Zu erledigende Aufgaben:
1 > Erkläre anhand des Textes zum Bologna-Prozess, warum die Umstellung auf diesen Prozess für die Sozialwissenschaften eine Neuordnung der Studiengänge bedeutet.
2 > Wie viele Erstsemestrige kommen laut dem Text zum Bologna-Prozess jedes Jahr in den Fächern Soziologie, Anthropologie und Politologie an die Fakultät?
3 > Führe den Text zum Bologna-Prozess im Anschluss an seinen letzten Satz fort.

Seite:
-.-.-

Das Bildungssystem ist in Umstellung auf den Bologna-Prozess, der eine Orientierung auf die akademischen Grade Master und Bachelor (Bakkalaureus) verlangt. Das bedeutet für die Sozialwissenschaften eine Neuordnung der Studiengänge und zum Beispiel eine Klärung der Frage, ob ein gemeinsames Bakkalaureat für die drei Fächer Soziologie, Anthropologie und Politologie mit einer späteren Spezialisierung auf Master-Studiengänge eingerichtet werden soll .
An die 3.000 Erstsemestrige strömen Jahr für Jahr an die Fakultät, davon mehr als 1.000 in den Fächern Soziologie, Anthropologie und Politologie, "das Zehnfache jener Zahl, die etwa die Berliner Humboldt-Universität für ein Bakkalaureatsstudium in diesen Fächern aufnimmt".
Ein Soziologie-Studium, so Dekan Richter, sei deutschen Studierenden "irgendwo in Deutschland meist möglich". Er glaubt nicht, dass sich durch das für 7. Juli angekündigte Urteil des Europäischen Gerichtshofes (EuGH), das eventuell deutsche Numerus-Clausus-Betroffene nach Österreich ausweichen lässt, an seiner Fakultät viel ändert.

-.-.-

Vorliegende Angaben:

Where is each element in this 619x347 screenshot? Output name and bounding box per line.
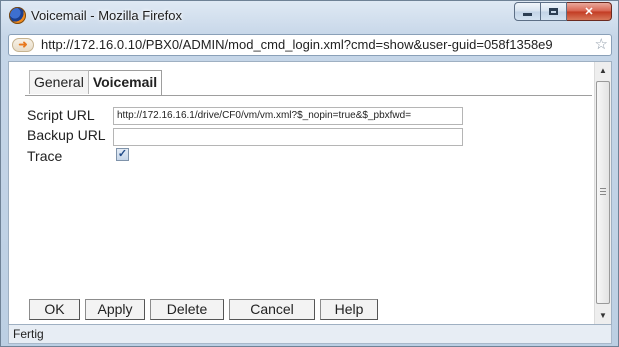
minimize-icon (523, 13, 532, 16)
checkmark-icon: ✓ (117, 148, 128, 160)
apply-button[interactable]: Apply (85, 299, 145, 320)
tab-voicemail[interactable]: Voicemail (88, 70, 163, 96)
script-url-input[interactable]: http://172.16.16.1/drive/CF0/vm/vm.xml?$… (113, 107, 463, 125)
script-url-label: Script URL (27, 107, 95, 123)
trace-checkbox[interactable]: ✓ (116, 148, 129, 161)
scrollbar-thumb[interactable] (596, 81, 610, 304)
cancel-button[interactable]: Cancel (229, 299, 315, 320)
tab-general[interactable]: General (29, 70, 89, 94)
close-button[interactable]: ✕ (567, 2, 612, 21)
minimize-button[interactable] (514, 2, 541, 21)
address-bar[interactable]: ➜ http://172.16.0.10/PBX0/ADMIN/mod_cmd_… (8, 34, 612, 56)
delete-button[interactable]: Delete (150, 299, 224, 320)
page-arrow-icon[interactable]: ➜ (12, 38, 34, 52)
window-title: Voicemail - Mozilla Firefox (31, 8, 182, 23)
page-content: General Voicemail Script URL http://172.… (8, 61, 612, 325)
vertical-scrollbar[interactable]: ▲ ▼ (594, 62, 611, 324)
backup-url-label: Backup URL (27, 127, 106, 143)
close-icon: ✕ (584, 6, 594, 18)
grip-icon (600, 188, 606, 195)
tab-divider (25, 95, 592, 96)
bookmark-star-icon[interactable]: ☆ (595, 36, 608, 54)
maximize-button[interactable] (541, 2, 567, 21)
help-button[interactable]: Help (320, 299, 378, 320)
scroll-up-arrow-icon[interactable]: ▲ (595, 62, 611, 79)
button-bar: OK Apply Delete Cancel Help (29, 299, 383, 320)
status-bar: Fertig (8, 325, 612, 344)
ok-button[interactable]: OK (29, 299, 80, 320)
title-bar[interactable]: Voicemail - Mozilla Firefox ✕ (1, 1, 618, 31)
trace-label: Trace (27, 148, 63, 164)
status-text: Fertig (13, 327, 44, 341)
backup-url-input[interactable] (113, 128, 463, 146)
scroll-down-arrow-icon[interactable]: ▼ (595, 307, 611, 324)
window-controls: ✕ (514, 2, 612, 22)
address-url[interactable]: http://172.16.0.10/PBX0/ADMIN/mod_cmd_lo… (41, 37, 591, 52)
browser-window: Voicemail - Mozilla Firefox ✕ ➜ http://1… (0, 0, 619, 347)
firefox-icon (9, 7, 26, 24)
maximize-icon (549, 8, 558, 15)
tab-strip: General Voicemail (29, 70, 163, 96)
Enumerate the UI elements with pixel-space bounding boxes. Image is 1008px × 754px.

-.-.-

Antworten:
1 > Der Bologna-Prozess verlangt eine Orientierung auf die akademischen Grade Master und Bachelor (Bakkalaureus). Deshalb müssen die Studiengänge der Sozialwissenschaften neu geordnet werden. Dabei ist etwa zu klären, ob ein gemeinsames Bakkalaureat für Soziologie, Anthropologie und Politologie mit späterer Spezialisierung in Master-Studiengängen eingerichtet werden soll.

2 > Mehr als 1.000.

3 >
Sorge hat er bei der jetzt schon überlaufenen Publizistik. Die hohe Drop-out-Rate an der Fakultät - 70 bis 80 Prozent - ist Anlass, besonderes Augenmerk auf die Studieneingangsphase zu legen.
Die besondere Herausforderung sieht Richter darin, Forschung und Lehre stärker zu verbinden, aber auch mehr interdisziplinär zusammen zu arbeiten. Die Wissenschaften müssen sich vermehrt dem Wettbewerb stellen. Am Beispiel Zürich wurde während der "Denkwerkstätte" deutlich, wie wichtig öffentliche Präsenz und Forschungsausrichtung von wissenschaftlichen Einrichtungen sind. Das dortige Anreizsystem, ein Forschungstopf, um dessen Gelder sich die Fakultäten mit möglichst guten Projekten bewerben können, wird immer mehr zur Realität des Wissenschaftsbetriebes werden.